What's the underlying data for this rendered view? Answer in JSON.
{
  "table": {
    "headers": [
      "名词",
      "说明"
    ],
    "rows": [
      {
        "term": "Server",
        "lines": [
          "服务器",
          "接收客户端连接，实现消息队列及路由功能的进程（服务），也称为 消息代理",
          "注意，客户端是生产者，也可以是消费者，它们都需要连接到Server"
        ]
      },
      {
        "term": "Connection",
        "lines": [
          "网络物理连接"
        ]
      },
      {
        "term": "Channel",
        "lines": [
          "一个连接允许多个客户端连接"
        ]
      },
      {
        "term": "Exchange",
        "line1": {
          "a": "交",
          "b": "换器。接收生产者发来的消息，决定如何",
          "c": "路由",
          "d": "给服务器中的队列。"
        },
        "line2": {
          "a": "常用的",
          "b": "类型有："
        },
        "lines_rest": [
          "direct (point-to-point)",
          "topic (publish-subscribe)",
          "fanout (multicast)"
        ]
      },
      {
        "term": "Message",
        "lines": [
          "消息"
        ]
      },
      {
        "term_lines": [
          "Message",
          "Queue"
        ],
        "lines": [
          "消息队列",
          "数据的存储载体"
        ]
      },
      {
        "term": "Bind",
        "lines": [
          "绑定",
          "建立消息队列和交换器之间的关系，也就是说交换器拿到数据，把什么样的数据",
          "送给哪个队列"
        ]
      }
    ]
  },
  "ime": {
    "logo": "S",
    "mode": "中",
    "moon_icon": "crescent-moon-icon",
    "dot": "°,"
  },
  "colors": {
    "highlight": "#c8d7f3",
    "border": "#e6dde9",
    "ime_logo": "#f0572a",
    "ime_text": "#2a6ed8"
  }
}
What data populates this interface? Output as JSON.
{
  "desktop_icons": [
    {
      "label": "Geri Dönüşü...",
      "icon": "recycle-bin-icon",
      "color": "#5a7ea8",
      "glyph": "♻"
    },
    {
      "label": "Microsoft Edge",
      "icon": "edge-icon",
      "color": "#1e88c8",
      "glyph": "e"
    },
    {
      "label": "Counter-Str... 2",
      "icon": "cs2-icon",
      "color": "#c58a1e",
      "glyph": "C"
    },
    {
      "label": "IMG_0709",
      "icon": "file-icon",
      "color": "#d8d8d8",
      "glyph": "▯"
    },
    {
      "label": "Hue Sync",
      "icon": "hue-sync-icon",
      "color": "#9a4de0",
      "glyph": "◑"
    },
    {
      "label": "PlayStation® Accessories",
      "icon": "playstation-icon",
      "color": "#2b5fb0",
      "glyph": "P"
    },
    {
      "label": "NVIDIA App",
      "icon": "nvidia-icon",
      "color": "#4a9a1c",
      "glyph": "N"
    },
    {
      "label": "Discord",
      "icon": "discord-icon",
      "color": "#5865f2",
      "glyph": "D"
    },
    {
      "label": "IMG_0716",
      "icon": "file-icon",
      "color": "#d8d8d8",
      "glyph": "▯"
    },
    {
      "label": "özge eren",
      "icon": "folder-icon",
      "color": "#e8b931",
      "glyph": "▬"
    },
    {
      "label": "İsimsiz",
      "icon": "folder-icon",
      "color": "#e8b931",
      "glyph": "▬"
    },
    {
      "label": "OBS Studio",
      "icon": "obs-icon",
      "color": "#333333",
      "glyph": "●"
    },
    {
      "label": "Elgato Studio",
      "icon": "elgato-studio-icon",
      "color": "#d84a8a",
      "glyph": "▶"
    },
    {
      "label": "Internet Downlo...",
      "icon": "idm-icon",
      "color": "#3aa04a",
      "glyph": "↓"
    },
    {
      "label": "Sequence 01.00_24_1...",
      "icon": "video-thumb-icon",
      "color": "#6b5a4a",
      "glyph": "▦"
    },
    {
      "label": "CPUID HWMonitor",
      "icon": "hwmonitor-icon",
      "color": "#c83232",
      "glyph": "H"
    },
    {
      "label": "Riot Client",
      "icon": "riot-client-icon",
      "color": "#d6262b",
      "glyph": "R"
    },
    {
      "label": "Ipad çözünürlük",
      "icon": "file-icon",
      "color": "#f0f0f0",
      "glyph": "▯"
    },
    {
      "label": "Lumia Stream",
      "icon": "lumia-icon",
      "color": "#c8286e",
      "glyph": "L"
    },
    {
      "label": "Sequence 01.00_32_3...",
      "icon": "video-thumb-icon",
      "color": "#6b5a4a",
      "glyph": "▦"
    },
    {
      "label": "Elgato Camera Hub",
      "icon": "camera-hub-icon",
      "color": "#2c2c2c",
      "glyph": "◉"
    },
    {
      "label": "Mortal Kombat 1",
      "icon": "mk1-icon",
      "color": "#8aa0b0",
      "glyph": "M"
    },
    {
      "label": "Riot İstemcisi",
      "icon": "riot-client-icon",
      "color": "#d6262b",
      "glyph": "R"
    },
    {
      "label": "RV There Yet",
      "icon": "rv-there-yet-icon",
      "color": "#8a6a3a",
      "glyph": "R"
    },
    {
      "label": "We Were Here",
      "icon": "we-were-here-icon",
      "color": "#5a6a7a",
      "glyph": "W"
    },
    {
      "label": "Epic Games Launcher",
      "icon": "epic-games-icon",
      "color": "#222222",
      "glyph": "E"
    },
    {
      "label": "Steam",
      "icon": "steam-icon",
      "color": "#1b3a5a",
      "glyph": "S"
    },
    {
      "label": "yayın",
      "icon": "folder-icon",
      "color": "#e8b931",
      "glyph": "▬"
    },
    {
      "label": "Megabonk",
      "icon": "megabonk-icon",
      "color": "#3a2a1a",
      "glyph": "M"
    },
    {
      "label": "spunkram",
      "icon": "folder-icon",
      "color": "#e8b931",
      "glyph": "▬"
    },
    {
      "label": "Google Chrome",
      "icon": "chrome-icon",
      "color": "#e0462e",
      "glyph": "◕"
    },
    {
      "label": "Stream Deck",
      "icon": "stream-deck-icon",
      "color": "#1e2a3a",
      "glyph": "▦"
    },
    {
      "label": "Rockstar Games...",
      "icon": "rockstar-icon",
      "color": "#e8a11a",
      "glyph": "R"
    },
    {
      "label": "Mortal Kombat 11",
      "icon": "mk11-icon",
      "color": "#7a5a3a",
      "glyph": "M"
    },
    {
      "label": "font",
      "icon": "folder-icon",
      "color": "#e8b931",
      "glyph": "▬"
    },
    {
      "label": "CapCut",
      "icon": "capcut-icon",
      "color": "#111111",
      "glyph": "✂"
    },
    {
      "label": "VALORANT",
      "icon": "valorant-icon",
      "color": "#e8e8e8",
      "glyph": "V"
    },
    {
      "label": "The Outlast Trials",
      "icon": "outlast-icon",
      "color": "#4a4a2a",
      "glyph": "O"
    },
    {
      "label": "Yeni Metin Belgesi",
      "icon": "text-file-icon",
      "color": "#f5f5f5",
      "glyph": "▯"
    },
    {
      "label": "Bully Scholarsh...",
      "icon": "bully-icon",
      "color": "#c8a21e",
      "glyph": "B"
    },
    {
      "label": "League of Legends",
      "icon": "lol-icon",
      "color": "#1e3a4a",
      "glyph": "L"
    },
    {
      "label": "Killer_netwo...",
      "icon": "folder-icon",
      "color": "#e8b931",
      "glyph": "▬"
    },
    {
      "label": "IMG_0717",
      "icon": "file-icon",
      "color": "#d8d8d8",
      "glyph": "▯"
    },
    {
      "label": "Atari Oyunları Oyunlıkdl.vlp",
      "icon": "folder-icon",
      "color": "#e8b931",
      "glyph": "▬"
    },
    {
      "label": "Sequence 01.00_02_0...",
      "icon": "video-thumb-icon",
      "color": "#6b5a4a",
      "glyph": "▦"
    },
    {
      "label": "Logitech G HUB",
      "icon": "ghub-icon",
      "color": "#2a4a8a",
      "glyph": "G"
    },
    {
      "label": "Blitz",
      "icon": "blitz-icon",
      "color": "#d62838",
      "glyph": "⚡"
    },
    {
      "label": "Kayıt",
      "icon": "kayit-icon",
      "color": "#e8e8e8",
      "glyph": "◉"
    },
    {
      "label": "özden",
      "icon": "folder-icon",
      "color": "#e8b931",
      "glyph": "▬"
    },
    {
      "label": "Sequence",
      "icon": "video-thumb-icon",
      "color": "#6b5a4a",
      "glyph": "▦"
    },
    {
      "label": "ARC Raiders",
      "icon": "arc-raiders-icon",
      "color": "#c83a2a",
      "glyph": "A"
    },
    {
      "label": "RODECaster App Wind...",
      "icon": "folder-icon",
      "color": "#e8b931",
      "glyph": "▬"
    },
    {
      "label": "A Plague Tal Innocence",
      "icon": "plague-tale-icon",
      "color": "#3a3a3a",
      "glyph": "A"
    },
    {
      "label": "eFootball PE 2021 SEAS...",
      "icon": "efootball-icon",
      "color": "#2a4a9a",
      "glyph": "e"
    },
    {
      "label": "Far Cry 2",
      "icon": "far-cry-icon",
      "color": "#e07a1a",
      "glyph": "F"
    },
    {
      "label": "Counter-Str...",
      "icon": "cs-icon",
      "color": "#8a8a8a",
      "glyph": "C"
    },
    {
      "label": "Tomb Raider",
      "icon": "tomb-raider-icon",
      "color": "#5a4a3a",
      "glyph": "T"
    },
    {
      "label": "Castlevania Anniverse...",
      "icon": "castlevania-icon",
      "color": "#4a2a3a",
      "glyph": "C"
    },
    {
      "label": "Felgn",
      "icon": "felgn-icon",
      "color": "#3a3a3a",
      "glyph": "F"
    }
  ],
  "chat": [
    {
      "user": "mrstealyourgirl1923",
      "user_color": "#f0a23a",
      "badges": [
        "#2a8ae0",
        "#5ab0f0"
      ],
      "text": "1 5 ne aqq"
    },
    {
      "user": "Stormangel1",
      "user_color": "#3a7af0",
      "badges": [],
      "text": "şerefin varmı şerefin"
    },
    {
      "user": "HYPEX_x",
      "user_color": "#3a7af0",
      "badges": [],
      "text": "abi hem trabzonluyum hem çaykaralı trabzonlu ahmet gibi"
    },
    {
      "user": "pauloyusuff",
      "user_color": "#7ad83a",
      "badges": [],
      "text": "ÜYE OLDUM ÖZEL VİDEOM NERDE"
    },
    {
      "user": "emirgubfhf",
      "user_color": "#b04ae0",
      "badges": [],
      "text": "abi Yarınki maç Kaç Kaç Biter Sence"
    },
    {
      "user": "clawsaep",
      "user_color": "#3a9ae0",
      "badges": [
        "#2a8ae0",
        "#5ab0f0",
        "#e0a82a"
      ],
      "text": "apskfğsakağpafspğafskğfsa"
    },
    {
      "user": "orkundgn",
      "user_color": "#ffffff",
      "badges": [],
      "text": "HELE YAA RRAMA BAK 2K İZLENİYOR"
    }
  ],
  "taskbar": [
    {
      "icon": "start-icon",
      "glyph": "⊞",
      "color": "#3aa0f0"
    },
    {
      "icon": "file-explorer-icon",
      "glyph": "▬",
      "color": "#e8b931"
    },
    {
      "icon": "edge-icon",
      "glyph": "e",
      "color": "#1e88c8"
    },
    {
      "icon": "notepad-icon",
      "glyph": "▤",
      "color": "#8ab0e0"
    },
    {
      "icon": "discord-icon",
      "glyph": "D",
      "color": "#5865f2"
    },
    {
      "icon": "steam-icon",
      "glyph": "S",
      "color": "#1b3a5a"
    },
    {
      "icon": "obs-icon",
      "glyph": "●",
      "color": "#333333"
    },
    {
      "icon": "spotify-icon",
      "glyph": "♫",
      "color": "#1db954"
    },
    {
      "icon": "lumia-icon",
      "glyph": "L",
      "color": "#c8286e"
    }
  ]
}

## INSTRUCTION:
Copy out each line of the listing that holds "Sequence".

## WRITTEN REPLY:
      "label": "Sequence 01.00_24_1...",
      "label": "Sequence 01.00_32_3...",
      "label": "Sequence 01.00_02_0...",
      "label": "Sequence",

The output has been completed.